=== What the task requires ===
All the data below goes into the copy word for word, but the pictures don't.

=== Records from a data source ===

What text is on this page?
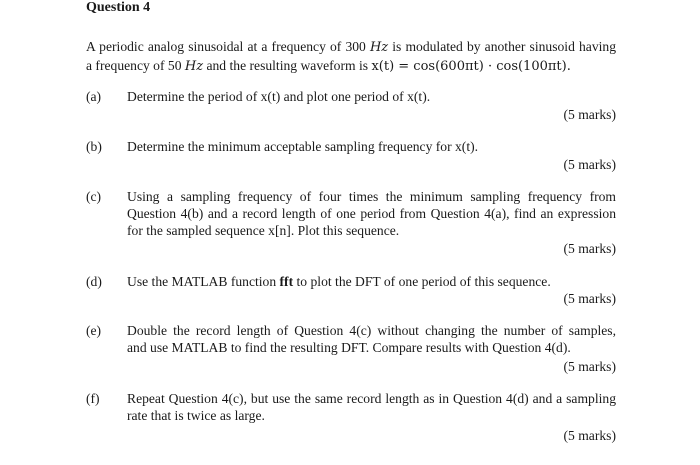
Question 4
A periodic analog sinusoidal at a frequency of 300 Hz is modulated by another sinusoid having
a frequency of 50 Hz and the resulting waveform is x(t) = cos(600πt) · cos(100πt).
(a)	Determine the period of x(t) and plot one period of x(t).
(5 marks)
(b)	Determine the minimum acceptable sampling frequency for x(t).
(5 marks)
(c)	Using a sampling frequency of four times the minimum sampling frequency from
Question 4(b) and a record length of one period from Question 4(a), find an expression
for the sampled sequence x[n]. Plot this sequence.
(5 marks)
(d)	Use the MATLAB function fft to plot the DFT of one period of this sequence.
(5 marks)
(e)	Double the record length of Question 4(c) without changing the number of samples,
and use MATLAB to find the resulting DFT. Compare results with Question 4(d).
(5 marks)
(f)	Repeat Question 4(c), but use the same record length as in Question 4(d) and a sampling
rate that is twice as large.
(5 marks)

=== Result of this task ===
What text is on this page?
Question 4
A periodic analog sinusoidal at a frequency of 300 Hz is modulated by another sinusoid having
a frequency of 50 Hz and the resulting waveform is x(t) = cos(600πt) · cos(100πt).
(a)	Determine the period of x(t) and plot one period of x(t).
(5 marks)
(b)	Determine the minimum acceptable sampling frequency for x(t).
(5 marks)
(c)	Using a sampling frequency of four times the minimum sampling frequency from
Question 4(b) and a record length of one period from Question 4(a), find an expression
for the sampled sequence x[n]. Plot this sequence.
(5 marks)
(d)	Use the MATLAB function fft to plot the DFT of one period of this sequence.
(5 marks)
(e)	Double the record length of Question 4(c) without changing the number of samples,
and use MATLAB to find the resulting DFT. Compare results with Question 4(d).
(5 marks)
(f)	Repeat Question 4(c), but use the same record length as in Question 4(d) and a sampling
rate that is twice as large.
(5 marks)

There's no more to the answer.